Wherever the string "this" appears, copy the whole line.

■ Excerpted data
▶

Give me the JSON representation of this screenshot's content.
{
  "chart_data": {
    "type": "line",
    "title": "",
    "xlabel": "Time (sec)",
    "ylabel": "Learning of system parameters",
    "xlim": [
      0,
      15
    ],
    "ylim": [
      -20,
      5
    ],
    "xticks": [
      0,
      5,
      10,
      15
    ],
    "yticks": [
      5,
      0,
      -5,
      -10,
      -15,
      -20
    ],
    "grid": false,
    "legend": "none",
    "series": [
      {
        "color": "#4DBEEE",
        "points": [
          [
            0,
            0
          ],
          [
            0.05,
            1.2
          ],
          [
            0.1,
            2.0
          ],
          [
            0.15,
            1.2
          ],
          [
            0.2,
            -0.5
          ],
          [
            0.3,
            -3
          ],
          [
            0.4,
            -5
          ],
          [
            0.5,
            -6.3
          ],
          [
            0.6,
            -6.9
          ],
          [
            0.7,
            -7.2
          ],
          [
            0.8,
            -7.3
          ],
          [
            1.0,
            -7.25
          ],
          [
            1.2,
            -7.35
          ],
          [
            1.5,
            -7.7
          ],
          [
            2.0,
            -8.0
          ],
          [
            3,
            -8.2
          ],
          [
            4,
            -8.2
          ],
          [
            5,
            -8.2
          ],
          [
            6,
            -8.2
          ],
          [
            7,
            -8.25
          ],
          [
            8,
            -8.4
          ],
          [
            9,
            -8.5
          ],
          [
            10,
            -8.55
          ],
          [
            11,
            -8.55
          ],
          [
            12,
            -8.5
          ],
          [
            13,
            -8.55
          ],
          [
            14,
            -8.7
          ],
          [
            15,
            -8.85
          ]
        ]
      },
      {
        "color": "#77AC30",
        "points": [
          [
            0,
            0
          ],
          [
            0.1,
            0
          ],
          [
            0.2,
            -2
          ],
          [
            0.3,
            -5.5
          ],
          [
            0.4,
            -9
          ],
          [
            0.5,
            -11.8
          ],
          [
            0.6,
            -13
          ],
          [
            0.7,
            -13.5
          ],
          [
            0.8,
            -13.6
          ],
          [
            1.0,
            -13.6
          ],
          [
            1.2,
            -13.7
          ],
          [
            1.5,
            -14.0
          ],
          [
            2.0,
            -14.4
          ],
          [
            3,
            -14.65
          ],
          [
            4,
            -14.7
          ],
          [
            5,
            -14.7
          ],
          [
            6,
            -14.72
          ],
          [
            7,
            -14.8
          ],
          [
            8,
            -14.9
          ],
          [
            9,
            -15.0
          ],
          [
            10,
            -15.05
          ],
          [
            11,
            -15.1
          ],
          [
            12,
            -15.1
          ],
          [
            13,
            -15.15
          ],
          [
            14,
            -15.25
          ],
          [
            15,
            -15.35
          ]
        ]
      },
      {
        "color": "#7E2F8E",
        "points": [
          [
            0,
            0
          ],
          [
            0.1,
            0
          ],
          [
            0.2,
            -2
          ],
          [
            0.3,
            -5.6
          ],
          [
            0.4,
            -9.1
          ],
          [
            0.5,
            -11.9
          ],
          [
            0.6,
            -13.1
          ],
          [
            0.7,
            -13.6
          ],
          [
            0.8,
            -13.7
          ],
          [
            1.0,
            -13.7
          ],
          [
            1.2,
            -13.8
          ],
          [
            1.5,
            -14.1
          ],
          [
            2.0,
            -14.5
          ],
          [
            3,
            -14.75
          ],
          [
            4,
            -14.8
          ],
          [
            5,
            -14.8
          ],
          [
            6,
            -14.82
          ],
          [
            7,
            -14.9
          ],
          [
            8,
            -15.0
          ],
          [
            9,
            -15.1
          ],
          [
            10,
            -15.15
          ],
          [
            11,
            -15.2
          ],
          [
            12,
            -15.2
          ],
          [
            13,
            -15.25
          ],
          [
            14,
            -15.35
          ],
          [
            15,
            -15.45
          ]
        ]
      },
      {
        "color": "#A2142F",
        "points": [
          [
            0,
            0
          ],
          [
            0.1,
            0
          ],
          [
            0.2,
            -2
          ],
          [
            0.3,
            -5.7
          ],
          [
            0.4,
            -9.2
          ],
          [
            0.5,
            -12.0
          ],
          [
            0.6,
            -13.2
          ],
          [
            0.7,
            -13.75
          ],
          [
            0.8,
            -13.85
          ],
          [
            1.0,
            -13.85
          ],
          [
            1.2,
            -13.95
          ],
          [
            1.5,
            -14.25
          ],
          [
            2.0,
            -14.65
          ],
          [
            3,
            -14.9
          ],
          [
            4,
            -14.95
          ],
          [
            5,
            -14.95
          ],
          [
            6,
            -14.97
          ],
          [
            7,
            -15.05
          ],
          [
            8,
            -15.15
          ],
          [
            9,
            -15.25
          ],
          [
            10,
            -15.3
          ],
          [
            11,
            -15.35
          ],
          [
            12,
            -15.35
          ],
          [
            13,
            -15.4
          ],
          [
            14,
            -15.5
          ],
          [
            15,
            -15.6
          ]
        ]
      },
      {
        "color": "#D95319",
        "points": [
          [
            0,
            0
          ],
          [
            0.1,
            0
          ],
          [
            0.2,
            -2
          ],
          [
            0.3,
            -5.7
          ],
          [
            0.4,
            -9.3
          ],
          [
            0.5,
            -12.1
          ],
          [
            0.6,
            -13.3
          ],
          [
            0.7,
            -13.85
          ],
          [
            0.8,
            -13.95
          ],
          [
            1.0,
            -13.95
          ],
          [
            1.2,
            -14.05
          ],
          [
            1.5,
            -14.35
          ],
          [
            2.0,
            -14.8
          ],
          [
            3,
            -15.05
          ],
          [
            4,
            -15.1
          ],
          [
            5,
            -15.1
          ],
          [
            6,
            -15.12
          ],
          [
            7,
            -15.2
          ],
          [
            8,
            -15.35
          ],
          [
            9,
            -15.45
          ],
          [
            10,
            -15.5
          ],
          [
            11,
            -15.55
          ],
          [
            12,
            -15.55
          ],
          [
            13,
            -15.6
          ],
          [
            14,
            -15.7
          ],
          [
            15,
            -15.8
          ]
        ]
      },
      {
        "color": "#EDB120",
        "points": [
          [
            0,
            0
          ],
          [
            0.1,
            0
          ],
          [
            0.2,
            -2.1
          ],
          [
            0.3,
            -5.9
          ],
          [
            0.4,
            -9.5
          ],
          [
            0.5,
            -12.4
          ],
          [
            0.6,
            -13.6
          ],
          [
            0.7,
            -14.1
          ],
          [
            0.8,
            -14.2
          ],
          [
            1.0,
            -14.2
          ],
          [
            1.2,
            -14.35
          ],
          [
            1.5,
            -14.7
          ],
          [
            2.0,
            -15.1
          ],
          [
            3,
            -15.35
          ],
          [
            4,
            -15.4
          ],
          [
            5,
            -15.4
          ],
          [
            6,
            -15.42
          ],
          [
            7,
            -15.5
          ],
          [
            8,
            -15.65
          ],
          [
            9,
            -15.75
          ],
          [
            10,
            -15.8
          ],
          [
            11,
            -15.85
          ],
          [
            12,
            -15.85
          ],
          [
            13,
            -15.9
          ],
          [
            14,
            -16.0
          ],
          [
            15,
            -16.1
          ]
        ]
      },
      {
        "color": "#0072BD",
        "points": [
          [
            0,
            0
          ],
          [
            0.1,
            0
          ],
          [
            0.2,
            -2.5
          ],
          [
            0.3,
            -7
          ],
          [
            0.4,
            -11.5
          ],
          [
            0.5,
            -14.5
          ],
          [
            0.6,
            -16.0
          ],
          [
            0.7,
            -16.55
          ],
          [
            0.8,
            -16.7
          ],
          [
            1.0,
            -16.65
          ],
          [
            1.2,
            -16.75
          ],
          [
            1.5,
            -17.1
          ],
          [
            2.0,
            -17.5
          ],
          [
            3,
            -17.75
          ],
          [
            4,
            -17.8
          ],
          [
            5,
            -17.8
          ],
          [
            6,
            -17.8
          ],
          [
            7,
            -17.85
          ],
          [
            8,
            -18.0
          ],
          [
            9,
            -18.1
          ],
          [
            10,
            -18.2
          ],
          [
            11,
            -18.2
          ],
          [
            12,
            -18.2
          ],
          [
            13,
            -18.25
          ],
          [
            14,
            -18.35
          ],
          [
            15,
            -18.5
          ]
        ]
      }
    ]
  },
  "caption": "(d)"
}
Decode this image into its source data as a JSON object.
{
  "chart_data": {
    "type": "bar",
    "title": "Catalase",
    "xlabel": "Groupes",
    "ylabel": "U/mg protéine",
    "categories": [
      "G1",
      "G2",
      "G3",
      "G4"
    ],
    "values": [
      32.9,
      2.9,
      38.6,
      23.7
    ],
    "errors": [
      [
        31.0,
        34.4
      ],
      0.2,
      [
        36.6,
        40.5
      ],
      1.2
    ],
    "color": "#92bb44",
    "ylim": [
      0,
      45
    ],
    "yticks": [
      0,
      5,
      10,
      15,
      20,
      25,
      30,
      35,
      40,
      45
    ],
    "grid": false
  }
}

◀

■ Expected output
Give me the JSON representation of this screenshot's content.
Decode this image into its source data as a JSON object.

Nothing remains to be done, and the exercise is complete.